** SHORT PROBLEM **
Extract the text of each entry below exactly, leaving every image behind.

** MATERIAL FOR THIS TASK **
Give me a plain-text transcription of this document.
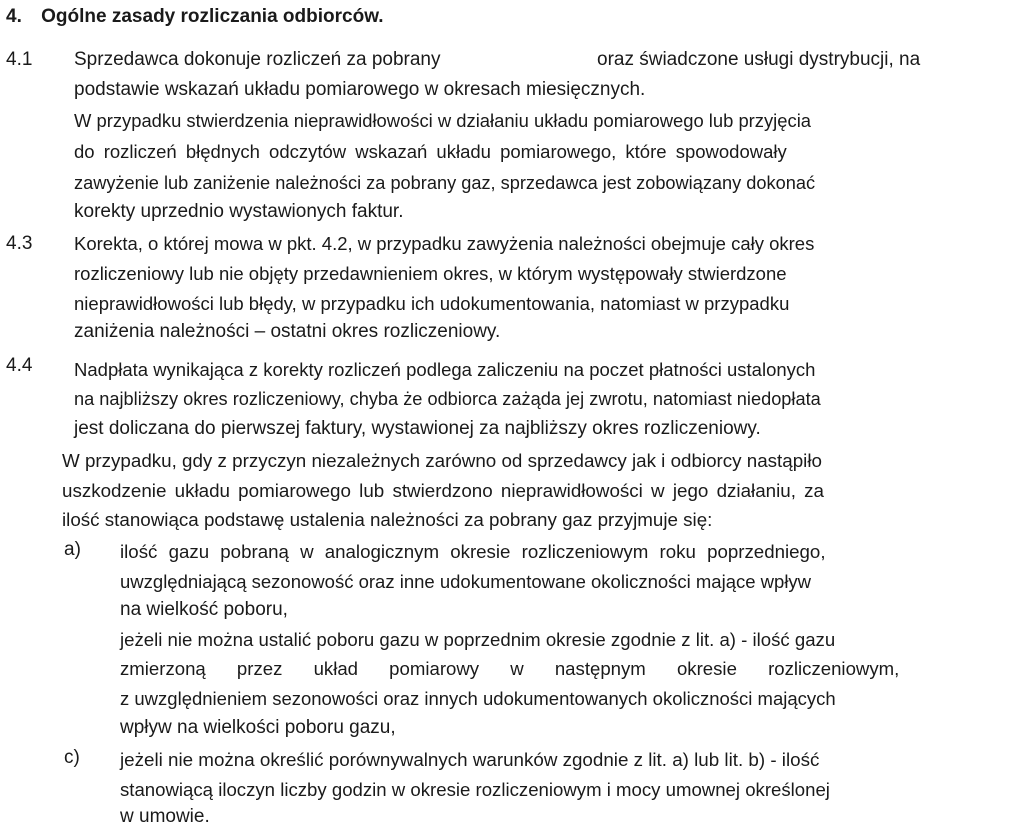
4. Ogólne zasady rozliczania odbiorców.
4.1 Sprzedawca dokonuje rozliczeń za pobrany	oraz świadczone usługi dystrybucji, na
podstawie wskazań układu pomiarowego w okresach miesięcznych.
W przypadku stwierdzenia nieprawidłowości w działaniu układu pomiarowego lub przyjęcia
do rozliczeń błędnych odczytów wskazań układu pomiarowego, które spowodowały
zawyżenie lub zaniżenie należności za pobrany gaz, sprzedawca jest zobowiązany dokonać
korekty uprzednio wystawionych faktur.
4.3 Korekta, o której mowa w pkt. 4.2, w przypadku zawyżenia należności obejmuje cały okres
rozliczeniowy lub nie objęty przedawnieniem okres, w którym występowały stwierdzone
nieprawidłowości lub błędy, w przypadku ich udokumentowania, natomiast w przypadku
zaniżenia należności – ostatni okres rozliczeniowy.
4.4 Nadpłata wynikająca z korekty rozliczeń podlega zaliczeniu na poczet płatności ustalonych
na najbliższy okres rozliczeniowy, chyba że odbiorca zażąda jej zwrotu, natomiast niedopłata
jest doliczana do pierwszej faktury, wystawionej za najbliższy okres rozliczeniowy.
W przypadku, gdy z przyczyn niezależnych zarówno od sprzedawcy jak i odbiorcy nastąpiło
uszkodzenie układu pomiarowego lub stwierdzono nieprawidłowości w jego działaniu, za
ilość stanowiąca podstawę ustalenia należności za pobrany gaz przyjmuje się:
a) ilość gazu pobraną w analogicznym okresie rozliczeniowym roku poprzedniego,
uwzględniającą sezonowość oraz inne udokumentowane okoliczności mające wpływ
na wielkość poboru,
jeżeli nie można ustalić poboru gazu w poprzednim okresie zgodnie z lit. a) - ilość gazu
zmierzoną przez układ pomiarowy w następnym okresie rozliczeniowym,
z uwzględnieniem sezonowości oraz innych udokumentowanych okoliczności mających
wpływ na wielkości poboru gazu,
c) jeżeli nie można określić porównywalnych warunków zgodnie z lit. a) lub lit. b) - ilość
stanowiącą iloczyn liczby godzin w okresie rozliczeniowym i mocy umownej określonej
w umowie.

** EXERCISE ANSWER **
Give me a plain-text transcription of this document.
4. Ogólne zasady rozliczania odbiorców.
4.1 Sprzedawca dokonuje rozliczeń za pobrany	oraz świadczone usługi dystrybucji, na
podstawie wskazań układu pomiarowego w okresach miesięcznych.
W przypadku stwierdzenia nieprawidłowości w działaniu układu pomiarowego lub przyjęcia
do rozliczeń błędnych odczytów wskazań układu pomiarowego, które spowodowały
zawyżenie lub zaniżenie należności za pobrany gaz, sprzedawca jest zobowiązany dokonać
korekty uprzednio wystawionych faktur.
4.3 Korekta, o której mowa w pkt. 4.2, w przypadku zawyżenia należności obejmuje cały okres
rozliczeniowy lub nie objęty przedawnieniem okres, w którym występowały stwierdzone
nieprawidłowości lub błędy, w przypadku ich udokumentowania, natomiast w przypadku
zaniżenia należności – ostatni okres rozliczeniowy.
4.4 Nadpłata wynikająca z korekty rozliczeń podlega zaliczeniu na poczet płatności ustalonych
na najbliższy okres rozliczeniowy, chyba że odbiorca zażąda jej zwrotu, natomiast niedopłata
jest doliczana do pierwszej faktury, wystawionej za najbliższy okres rozliczeniowy.
W przypadku, gdy z przyczyn niezależnych zarówno od sprzedawcy jak i odbiorcy nastąpiło
uszkodzenie układu pomiarowego lub stwierdzono nieprawidłowości w jego działaniu, za
ilość stanowiąca podstawę ustalenia należności za pobrany gaz przyjmuje się:
a) ilość gazu pobraną w analogicznym okresie rozliczeniowym roku poprzedniego,
uwzględniającą sezonowość oraz inne udokumentowane okoliczności mające wpływ
na wielkość poboru,
jeżeli nie można ustalić poboru gazu w poprzednim okresie zgodnie z lit. a) - ilość gazu
zmierzoną przez układ pomiarowy w następnym okresie rozliczeniowym,
z uwzględnieniem sezonowości oraz innych udokumentowanych okoliczności mających
wpływ na wielkości poboru gazu,
c) jeżeli nie można określić porównywalnych warunków zgodnie z lit. a) lub lit. b) - ilość
stanowiącą iloczyn liczby godzin w okresie rozliczeniowym i mocy umownej określonej
w umowie.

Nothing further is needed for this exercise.